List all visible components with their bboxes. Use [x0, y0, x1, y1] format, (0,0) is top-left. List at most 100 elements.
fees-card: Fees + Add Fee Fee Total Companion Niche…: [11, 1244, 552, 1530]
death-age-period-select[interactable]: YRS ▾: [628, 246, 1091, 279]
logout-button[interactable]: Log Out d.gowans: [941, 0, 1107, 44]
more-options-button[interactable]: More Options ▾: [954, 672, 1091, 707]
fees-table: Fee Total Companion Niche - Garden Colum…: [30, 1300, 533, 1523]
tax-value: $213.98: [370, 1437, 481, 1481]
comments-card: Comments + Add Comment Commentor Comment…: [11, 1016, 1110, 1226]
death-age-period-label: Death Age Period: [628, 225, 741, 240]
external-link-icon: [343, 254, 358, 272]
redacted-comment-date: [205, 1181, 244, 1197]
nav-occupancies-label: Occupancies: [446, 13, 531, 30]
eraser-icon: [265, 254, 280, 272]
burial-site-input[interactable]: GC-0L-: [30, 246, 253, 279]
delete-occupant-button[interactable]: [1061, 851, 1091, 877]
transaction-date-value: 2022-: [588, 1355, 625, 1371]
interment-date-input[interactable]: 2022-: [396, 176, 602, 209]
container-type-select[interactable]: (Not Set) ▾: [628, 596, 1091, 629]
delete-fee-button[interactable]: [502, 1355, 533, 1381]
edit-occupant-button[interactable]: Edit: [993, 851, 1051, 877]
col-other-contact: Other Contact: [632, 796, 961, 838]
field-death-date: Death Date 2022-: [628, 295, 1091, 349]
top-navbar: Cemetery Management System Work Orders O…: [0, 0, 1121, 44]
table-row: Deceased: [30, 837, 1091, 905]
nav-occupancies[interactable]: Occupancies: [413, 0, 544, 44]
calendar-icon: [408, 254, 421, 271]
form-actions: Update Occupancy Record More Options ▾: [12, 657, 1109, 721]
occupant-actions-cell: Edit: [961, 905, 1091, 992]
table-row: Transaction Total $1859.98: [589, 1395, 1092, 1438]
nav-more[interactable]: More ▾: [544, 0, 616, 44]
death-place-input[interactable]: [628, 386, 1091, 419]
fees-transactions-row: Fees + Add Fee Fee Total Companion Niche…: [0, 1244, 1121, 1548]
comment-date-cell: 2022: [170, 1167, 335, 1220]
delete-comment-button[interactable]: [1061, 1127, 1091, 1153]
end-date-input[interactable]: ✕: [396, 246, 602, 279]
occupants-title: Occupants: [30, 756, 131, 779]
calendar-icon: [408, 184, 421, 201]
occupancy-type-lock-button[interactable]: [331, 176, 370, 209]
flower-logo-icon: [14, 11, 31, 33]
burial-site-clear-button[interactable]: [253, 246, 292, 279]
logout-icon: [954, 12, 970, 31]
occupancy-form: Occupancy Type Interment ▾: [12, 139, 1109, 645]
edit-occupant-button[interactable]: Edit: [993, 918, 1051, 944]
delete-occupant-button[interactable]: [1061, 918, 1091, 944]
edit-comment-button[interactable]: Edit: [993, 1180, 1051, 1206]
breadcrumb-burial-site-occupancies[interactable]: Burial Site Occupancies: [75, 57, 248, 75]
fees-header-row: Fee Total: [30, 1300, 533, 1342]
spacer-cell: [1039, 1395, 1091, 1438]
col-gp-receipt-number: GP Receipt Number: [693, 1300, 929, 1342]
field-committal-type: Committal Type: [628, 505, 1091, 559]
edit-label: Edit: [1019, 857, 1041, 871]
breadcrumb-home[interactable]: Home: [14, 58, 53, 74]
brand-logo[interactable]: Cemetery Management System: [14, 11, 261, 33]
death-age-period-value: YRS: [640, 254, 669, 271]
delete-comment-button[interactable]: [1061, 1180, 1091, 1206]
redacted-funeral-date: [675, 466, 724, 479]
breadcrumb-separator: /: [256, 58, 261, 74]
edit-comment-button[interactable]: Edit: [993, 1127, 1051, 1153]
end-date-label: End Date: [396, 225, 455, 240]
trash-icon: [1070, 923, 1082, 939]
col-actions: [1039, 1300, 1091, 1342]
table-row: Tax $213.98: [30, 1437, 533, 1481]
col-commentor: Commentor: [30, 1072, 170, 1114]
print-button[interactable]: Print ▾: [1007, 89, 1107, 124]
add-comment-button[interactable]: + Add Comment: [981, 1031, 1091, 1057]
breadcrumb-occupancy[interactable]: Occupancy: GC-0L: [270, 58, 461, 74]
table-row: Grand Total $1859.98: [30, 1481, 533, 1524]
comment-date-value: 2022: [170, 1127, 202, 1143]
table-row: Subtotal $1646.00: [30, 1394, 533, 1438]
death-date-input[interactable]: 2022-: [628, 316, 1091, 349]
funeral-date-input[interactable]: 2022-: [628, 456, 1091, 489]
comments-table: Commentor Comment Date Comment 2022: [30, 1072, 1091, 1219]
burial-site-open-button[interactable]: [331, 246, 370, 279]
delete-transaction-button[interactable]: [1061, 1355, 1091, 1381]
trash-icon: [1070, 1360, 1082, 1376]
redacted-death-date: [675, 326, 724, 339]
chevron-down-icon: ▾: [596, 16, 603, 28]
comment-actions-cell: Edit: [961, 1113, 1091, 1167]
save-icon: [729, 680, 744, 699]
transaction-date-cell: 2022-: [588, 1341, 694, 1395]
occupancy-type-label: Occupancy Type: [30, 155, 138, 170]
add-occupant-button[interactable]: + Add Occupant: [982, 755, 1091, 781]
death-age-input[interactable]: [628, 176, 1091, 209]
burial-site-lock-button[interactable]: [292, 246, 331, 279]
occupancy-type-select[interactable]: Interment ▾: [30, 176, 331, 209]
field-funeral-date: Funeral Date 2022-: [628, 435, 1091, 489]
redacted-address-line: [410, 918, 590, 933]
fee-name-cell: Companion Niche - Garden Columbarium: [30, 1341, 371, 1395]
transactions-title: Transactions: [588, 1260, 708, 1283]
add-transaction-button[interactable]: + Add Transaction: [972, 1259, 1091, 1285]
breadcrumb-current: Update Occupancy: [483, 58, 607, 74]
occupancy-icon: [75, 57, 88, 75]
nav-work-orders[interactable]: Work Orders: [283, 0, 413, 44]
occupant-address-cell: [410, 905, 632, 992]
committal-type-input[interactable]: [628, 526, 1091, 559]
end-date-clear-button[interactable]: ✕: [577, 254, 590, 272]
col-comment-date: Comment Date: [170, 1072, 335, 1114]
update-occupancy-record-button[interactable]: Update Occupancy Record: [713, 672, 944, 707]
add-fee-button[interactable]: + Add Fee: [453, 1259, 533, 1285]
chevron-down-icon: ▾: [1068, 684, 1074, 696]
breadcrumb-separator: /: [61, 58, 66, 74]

*Exercise task*: Quote the lines that run from the start of the records through the line containing "delete-comment-button[interactable]: [1061, 1127, 1091, 1153]", including both ends.

*Response*:
List all visible components with their bboxes. Use [x0, y0, x1, y1] format, (0,0) is top-left. List at most 100 elements.
fees-card: Fees + Add Fee Fee Total Companion Niche…: [11, 1244, 552, 1530]
death-age-period-select[interactable]: YRS ▾: [628, 246, 1091, 279]
logout-button[interactable]: Log Out d.gowans: [941, 0, 1107, 44]
more-options-button[interactable]: More Options ▾: [954, 672, 1091, 707]
fees-table: Fee Total Companion Niche - Garden Colum…: [30, 1300, 533, 1523]
tax-value: $213.98: [370, 1437, 481, 1481]
comments-card: Comments + Add Comment Commentor Comment…: [11, 1016, 1110, 1226]
death-age-period-label: Death Age Period: [628, 225, 741, 240]
external-link-icon: [343, 254, 358, 272]
redacted-comment-date: [205, 1181, 244, 1197]
nav-occupancies-label: Occupancies: [446, 13, 531, 30]
eraser-icon: [265, 254, 280, 272]
burial-site-input[interactable]: GC-0L-: [30, 246, 253, 279]
delete-occupant-button[interactable]: [1061, 851, 1091, 877]
transaction-date-value: 2022-: [588, 1355, 625, 1371]
interment-date-input[interactable]: 2022-: [396, 176, 602, 209]
container-type-select[interactable]: (Not Set) ▾: [628, 596, 1091, 629]
delete-fee-button[interactable]: [502, 1355, 533, 1381]
edit-occupant-button[interactable]: Edit: [993, 851, 1051, 877]
col-other-contact: Other Contact: [632, 796, 961, 838]
field-death-date: Death Date 2022-: [628, 295, 1091, 349]
top-navbar: Cemetery Management System Work Orders O…: [0, 0, 1121, 44]
table-row: Deceased: [30, 837, 1091, 905]
nav-occupancies[interactable]: Occupancies: [413, 0, 544, 44]
calendar-icon: [408, 254, 421, 271]
form-actions: Update Occupancy Record More Options ▾: [12, 657, 1109, 721]
occupant-actions-cell: Edit: [961, 905, 1091, 992]
table-row: Transaction Total $1859.98: [589, 1395, 1092, 1438]
nav-more[interactable]: More ▾: [544, 0, 616, 44]
death-place-input[interactable]: [628, 386, 1091, 419]
fees-transactions-row: Fees + Add Fee Fee Total Companion Niche…: [0, 1244, 1121, 1548]
comment-date-cell: 2022: [170, 1167, 335, 1220]
delete-comment-button[interactable]: [1061, 1127, 1091, 1153]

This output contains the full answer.